The exercise:
Retype the whole listing verbatim and keep the pictures out of it.

Extracted records:
>>
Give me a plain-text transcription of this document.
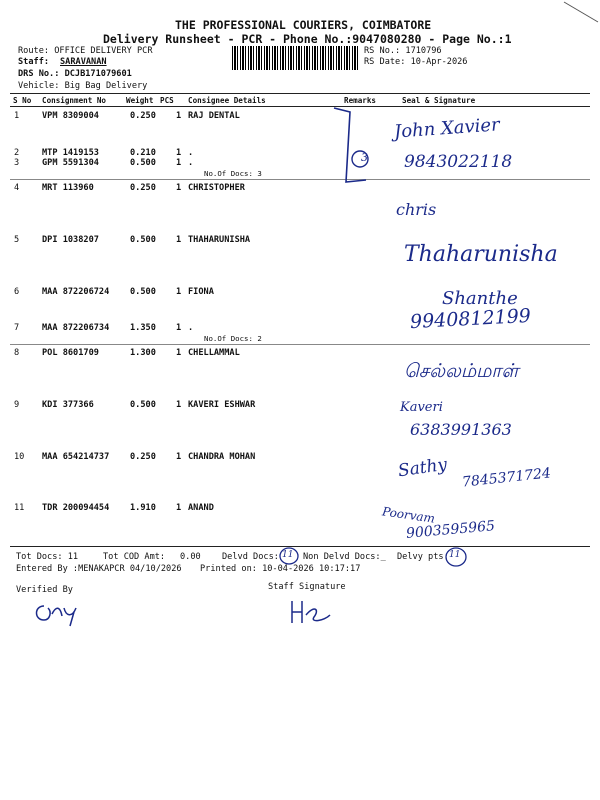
THE PROFESSIONAL COURIERS, COIMBATORE
Delivery Runsheet - PCR - Phone No.:9047080280 - Page No.:1
Route: OFFICE DELIVERY PCR
Staff: SARAVANAN
DRS No.: DCJB171079601
Vehicle: Big Bag Delivery
RS No.: 1710796
RS Date: 10-Apr-2026
S No Consignment No	Weight PCS Consignee Details	Remarks	Seal & Signature
1	VPM 8309004	0.250 1 RAJ DENTAL
2	MTP 1419153	0.210 1 .
3	GPM 5591304	0.500 1 .
No.Of Docs: 3
4	MRT 113960	0.250 1 CHRISTOPHER
5	DPI 1038207	0.500 1 THAHARUNISHA
6	MAA 872206724 0.500 1 FIONA
7	MAA 872206734 1.350 1 .
No.Of Docs: 2
8	POL 8601709	1.300 1 CHELLAMMAL
9	KDI 377366	0.500 1 KAVERI ESHWAR
10 MAA 654214737 0.250 1 CHANDRA MOHAN
11 TDR 200094454 1.910 1 ANAND
Tot Docs: 11	Tot COD Amt: 0.00 Delvd Docs:	Non Delvd Docs:_ Delvy pts:
Entered By :MENAKAPCR 04/10/2026 Printed on: 10-04-2026 10:17:17
Verified By	Staff Signature
3
John Xavier
9843022118
chris
Thaharunisha
Shanthe
9940812199
செல்லம்மாள்
Kaveri
6383991363
Sathy 7845371724
Poorvam
9003595965
11	11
<<
Solution for this exercise:
Give me a plain-text transcription of this document.
THE PROFESSIONAL COURIERS, COIMBATORE
Delivery Runsheet - PCR - Phone No.:9047080280 - Page No.:1
Route: OFFICE DELIVERY PCR
Staff: SARAVANAN
DRS No.: DCJB171079601
Vehicle: Big Bag Delivery
RS No.: 1710796
RS Date: 10-Apr-2026
S No Consignment No	Weight PCS Consignee Details	Remarks	Seal & Signature
1	VPM 8309004	0.250 1 RAJ DENTAL
2	MTP 1419153	0.210 1 .
3	GPM 5591304	0.500 1 .
No.Of Docs: 3
4	MRT 113960	0.250 1 CHRISTOPHER
5	DPI 1038207	0.500 1 THAHARUNISHA
6	MAA 872206724 0.500 1 FIONA
7	MAA 872206734 1.350 1 .
No.Of Docs: 2
8	POL 8601709	1.300 1 CHELLAMMAL
9	KDI 377366	0.500 1 KAVERI ESHWAR
10 MAA 654214737 0.250 1 CHANDRA MOHAN
11 TDR 200094454 1.910 1 ANAND
Tot Docs: 11	Tot COD Amt: 0.00 Delvd Docs:	Non Delvd Docs:_ Delvy pts:
Entered By :MENAKAPCR 04/10/2026 Printed on: 10-04-2026 10:17:17
Verified By	Staff Signature
3
John Xavier
9843022118
chris
Thaharunisha
Shanthe
9940812199
செல்லம்மாள்
Kaveri
6383991363
Sathy 7845371724
Poorvam
9003595965
11	11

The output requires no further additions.